→ **EXERCISE AIM**: Which lines in the records below contain the word "JSON"? Copy each one out.

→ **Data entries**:
▬▬▬▬▬▬

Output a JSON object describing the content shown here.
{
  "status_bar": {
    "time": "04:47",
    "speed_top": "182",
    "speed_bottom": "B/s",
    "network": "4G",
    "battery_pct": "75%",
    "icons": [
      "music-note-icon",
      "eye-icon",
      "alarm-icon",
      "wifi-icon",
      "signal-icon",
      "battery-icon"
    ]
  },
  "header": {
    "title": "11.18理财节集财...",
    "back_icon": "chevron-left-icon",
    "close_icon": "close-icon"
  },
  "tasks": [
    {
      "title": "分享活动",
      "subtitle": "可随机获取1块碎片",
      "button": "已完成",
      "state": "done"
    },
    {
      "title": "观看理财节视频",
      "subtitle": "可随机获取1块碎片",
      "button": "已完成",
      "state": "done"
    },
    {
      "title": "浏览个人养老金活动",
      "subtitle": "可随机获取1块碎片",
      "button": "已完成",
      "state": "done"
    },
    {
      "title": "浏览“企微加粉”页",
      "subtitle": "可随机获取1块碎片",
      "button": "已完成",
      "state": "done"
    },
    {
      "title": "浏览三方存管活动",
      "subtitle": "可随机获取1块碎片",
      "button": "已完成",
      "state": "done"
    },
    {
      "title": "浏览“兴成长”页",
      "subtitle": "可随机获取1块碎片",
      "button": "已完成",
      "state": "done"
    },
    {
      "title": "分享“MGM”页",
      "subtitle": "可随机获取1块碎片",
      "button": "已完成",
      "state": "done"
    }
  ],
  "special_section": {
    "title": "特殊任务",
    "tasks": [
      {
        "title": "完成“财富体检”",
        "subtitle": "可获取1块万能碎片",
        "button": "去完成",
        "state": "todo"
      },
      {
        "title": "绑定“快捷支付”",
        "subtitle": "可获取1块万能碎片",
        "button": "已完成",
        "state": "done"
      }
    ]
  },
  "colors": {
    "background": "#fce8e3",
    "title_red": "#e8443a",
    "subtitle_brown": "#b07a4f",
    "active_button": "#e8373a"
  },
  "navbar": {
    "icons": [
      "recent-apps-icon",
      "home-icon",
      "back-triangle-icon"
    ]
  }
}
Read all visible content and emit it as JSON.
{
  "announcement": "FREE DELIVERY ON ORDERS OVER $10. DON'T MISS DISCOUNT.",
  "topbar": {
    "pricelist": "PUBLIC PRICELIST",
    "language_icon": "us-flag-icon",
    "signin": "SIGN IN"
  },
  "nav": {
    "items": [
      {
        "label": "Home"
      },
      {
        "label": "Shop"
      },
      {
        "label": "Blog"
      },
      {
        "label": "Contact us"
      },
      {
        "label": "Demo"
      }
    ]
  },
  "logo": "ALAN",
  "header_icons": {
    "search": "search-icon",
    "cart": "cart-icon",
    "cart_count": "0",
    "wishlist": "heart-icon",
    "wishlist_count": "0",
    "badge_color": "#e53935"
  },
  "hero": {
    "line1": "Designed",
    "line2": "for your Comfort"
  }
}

▬▬▬▬▬▬

→ **RESULT FOR THIS EXERCISE**:
Output a JSON object describing the content shown here.
Read all visible content and emit it as JSON.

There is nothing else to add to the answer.